*THE PROBLEM:* Extract every line of the material below and reproduce it faithfully.

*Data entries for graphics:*
---------------

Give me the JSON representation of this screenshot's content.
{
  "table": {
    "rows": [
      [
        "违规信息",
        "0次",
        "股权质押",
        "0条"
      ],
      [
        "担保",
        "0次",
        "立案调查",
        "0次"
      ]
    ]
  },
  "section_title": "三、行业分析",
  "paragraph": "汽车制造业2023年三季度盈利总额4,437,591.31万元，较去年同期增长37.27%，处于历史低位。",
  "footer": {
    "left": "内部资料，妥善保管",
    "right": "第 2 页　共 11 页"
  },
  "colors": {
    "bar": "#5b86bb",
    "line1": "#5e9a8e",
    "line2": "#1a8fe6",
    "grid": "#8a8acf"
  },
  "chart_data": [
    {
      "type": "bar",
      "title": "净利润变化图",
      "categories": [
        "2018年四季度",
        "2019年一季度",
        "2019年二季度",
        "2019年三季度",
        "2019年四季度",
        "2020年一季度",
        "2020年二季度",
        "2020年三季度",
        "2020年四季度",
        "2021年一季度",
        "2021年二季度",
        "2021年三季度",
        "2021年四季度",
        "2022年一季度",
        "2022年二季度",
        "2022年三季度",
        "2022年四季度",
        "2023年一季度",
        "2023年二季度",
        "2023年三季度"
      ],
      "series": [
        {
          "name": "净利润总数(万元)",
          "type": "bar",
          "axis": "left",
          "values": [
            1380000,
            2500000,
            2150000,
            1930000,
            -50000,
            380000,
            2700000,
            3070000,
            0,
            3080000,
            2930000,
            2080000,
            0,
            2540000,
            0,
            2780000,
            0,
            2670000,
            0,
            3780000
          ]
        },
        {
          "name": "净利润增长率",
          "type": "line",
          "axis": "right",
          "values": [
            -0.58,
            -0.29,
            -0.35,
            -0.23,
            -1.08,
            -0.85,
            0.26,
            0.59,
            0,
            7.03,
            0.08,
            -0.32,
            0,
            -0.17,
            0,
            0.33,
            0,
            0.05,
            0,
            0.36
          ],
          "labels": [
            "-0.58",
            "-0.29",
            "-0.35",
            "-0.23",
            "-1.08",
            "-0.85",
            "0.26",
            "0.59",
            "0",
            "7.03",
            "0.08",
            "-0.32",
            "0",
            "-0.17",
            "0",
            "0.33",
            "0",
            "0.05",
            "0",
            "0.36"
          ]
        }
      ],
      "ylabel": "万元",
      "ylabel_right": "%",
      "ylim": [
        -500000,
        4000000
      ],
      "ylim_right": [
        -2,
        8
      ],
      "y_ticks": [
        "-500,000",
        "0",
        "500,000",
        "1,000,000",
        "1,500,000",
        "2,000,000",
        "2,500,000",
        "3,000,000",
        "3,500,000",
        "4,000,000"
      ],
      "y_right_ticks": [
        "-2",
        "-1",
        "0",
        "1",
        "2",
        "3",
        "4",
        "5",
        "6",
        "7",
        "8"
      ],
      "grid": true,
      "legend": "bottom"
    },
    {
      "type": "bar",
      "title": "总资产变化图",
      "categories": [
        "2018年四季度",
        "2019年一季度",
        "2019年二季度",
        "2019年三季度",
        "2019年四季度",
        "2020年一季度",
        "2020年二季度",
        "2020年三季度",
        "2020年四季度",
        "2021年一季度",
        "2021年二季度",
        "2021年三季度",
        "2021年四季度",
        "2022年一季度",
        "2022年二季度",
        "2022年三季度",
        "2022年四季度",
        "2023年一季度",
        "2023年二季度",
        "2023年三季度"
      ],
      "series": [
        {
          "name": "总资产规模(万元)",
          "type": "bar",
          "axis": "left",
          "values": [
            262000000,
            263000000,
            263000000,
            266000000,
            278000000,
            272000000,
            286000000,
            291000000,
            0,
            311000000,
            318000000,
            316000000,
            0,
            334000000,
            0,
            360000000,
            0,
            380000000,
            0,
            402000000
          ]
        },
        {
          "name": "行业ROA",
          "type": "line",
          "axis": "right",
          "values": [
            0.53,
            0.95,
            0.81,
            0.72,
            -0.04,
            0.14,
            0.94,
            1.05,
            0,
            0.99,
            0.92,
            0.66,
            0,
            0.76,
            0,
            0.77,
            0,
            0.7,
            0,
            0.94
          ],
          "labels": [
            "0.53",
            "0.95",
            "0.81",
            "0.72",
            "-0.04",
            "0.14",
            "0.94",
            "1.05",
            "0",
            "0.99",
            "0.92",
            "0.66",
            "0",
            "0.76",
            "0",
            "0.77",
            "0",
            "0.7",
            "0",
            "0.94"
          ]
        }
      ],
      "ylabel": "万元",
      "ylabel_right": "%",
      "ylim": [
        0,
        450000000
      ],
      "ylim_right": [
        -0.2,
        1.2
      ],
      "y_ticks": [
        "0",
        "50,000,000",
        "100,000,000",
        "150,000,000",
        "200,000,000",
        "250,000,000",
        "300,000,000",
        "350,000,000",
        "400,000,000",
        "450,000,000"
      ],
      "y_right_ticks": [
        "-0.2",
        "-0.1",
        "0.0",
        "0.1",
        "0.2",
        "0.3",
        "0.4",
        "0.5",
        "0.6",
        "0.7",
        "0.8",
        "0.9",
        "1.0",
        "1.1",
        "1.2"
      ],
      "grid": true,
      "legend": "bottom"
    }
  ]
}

---------------

*TASK ANSWER:*
Give me the JSON representation of this screenshot's content.
{
  "table": {
    "rows": [
      [
        "违规信息",
        "0次",
        "股权质押",
        "0条"
      ],
      [
        "担保",
        "0次",
        "立案调查",
        "0次"
      ]
    ]
  },
  "section_title": "三、行业分析",
  "paragraph": "汽车制造业2023年三季度盈利总额4,437,591.31万元，较去年同期增长37.27%，处于历史低位。",
  "footer": {
    "left": "内部资料，妥善保管",
    "right": "第 2 页　共 11 页"
  },
  "colors": {
    "bar": "#5b86bb",
    "line1": "#5e9a8e",
    "line2": "#1a8fe6",
    "grid": "#8a8acf"
  },
  "chart_data": [
    {
      "type": "bar",
      "title": "净利润变化图",
      "categories": [
        "2018年四季度",
        "2019年一季度",
        "2019年二季度",
        "2019年三季度",
        "2019年四季度",
        "2020年一季度",
        "2020年二季度",
        "2020年三季度",
        "2020年四季度",
        "2021年一季度",
        "2021年二季度",
        "2021年三季度",
        "2021年四季度",
        "2022年一季度",
        "2022年二季度",
        "2022年三季度",
        "2022年四季度",
        "2023年一季度",
        "2023年二季度",
        "2023年三季度"
      ],
      "series": [
        {
          "name": "净利润总数(万元)",
          "type": "bar",
          "axis": "left",
          "values": [
            1380000,
            2500000,
            2150000,
            1930000,
            -50000,
            380000,
            2700000,
            3070000,
            0,
            3080000,
            2930000,
            2080000,
            0,
            2540000,
            0,
            2780000,
            0,
            2670000,
            0,
            3780000
          ]
        },
        {
          "name": "净利润增长率",
          "type": "line",
          "axis": "right",
          "values": [
            -0.58,
            -0.29,
            -0.35,
            -0.23,
            -1.08,
            -0.85,
            0.26,
            0.59,
            0,
            7.03,
            0.08,
            -0.32,
            0,
            -0.17,
            0,
            0.33,
            0,
            0.05,
            0,
            0.36
          ],
          "labels": [
            "-0.58",
            "-0.29",
            "-0.35",
            "-0.23",
            "-1.08",
            "-0.85",
            "0.26",
            "0.59",
            "0",
            "7.03",
            "0.08",
            "-0.32",
            "0",
            "-0.17",
            "0",
            "0.33",
            "0",
            "0.05",
            "0",
            "0.36"
          ]
        }
      ],
      "ylabel": "万元",
      "ylabel_right": "%",
      "ylim": [
        -500000,
        4000000
      ],
      "ylim_right": [
        -2,
        8
      ],
      "y_ticks": [
        "-500,000",
        "0",
        "500,000",
        "1,000,000",
        "1,500,000",
        "2,000,000",
        "2,500,000",
        "3,000,000",
        "3,500,000",
        "4,000,000"
      ],
      "y_right_ticks": [
        "-2",
        "-1",
        "0",
        "1",
        "2",
        "3",
        "4",
        "5",
        "6",
        "7",
        "8"
      ],
      "grid": true,
      "legend": "bottom"
    },
    {
      "type": "bar",
      "title": "总资产变化图",
      "categories": [
        "2018年四季度",
        "2019年一季度",
        "2019年二季度",
        "2019年三季度",
        "2019年四季度",
        "2020年一季度",
        "2020年二季度",
        "2020年三季度",
        "2020年四季度",
        "2021年一季度",
        "2021年二季度",
        "2021年三季度",
        "2021年四季度",
        "2022年一季度",
        "2022年二季度",
        "2022年三季度",
        "2022年四季度",
        "2023年一季度",
        "2023年二季度",
        "2023年三季度"
      ],
      "series": [
        {
          "name": "总资产规模(万元)",
          "type": "bar",
          "axis": "left",
          "values": [
            262000000,
            263000000,
            263000000,
            266000000,
            278000000,
            272000000,
            286000000,
            291000000,
            0,
            311000000,
            318000000,
            316000000,
            0,
            334000000,
            0,
            360000000,
            0,
            380000000,
            0,
            402000000
          ]
        },
        {
          "name": "行业ROA",
          "type": "line",
          "axis": "right",
          "values": [
            0.53,
            0.95,
            0.81,
            0.72,
            -0.04,
            0.14,
            0.94,
            1.05,
            0,
            0.99,
            0.92,
            0.66,
            0,
            0.76,
            0,
            0.77,
            0,
            0.7,
            0,
            0.94
          ],
          "labels": [
            "0.53",
            "0.95",
            "0.81",
            "0.72",
            "-0.04",
            "0.14",
            "0.94",
            "1.05",
            "0",
            "0.99",
            "0.92",
            "0.66",
            "0",
            "0.76",
            "0",
            "0.77",
            "0",
            "0.7",
            "0",
            "0.94"
          ]
        }
      ],
      "ylabel": "万元",
      "ylabel_right": "%",
      "ylim": [
        0,
        450000000
      ],
      "ylim_right": [
        -0.2,
        1.2
      ],
      "y_ticks": [
        "0",
        "50,000,000",
        "100,000,000",
        "150,000,000",
        "200,000,000",
        "250,000,000",
        "300,000,000",
        "350,000,000",
        "400,000,000",
        "450,000,000"
      ],
      "y_right_ticks": [
        "-0.2",
        "-0.1",
        "0.0",
        "0.1",
        "0.2",
        "0.3",
        "0.4",
        "0.5",
        "0.6",
        "0.7",
        "0.8",
        "0.9",
        "1.0",
        "1.1",
        "1.2"
      ],
      "grid": true,
      "legend": "bottom"
    }
  ]
}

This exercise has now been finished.